+++ RECORDS PROVIDED

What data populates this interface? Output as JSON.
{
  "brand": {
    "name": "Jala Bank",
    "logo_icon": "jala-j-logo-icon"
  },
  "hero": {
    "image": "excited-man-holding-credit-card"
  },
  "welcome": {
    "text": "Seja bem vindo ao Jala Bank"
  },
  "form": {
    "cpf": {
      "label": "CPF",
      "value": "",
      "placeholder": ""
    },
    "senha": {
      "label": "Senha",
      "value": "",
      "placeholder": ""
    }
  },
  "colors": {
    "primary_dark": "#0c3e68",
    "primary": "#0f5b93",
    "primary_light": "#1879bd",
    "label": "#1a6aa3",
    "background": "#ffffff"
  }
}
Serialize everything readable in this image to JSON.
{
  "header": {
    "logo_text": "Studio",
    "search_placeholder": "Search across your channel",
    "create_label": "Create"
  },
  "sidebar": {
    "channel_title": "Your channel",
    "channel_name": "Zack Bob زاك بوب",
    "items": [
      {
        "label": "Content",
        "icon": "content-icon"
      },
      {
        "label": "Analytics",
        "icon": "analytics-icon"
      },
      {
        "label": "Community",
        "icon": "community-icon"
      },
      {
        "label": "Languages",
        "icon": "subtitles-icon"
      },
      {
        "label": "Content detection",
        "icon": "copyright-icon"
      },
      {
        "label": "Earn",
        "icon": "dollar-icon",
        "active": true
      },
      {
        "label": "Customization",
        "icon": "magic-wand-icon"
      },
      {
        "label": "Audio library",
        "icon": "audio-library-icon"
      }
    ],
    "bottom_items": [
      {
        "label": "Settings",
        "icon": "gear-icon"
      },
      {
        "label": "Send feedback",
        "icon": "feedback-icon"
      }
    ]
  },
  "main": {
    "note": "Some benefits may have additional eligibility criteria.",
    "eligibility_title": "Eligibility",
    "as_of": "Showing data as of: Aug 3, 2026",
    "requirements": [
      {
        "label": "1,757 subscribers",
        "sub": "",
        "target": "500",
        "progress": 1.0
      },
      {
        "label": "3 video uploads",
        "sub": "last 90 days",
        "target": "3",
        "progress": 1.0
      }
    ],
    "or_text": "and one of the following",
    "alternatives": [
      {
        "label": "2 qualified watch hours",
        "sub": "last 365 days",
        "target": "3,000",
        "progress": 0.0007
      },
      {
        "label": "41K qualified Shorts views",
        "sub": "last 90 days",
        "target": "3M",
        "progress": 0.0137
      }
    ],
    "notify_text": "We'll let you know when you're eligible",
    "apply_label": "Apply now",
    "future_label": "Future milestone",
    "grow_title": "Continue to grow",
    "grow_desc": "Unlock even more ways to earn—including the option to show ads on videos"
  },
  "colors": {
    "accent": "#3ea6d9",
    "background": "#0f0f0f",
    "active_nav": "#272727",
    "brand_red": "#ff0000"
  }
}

++++++

## [THE EXERCISE]
Pull out every line in the data above that has the word "icon".

## [CORRECT OUTPUT]
    "logo_icon": "jala-j-logo-icon"
        "icon": "content-icon"
        "icon": "analytics-icon"
        "icon": "community-icon"
        "icon": "subtitles-icon"
        "icon": "copyright-icon"
        "icon": "dollar-icon",
        "icon": "magic-wand-icon"
        "icon": "audio-library-icon"
        "icon": "gear-icon"
        "icon": "feedback-icon"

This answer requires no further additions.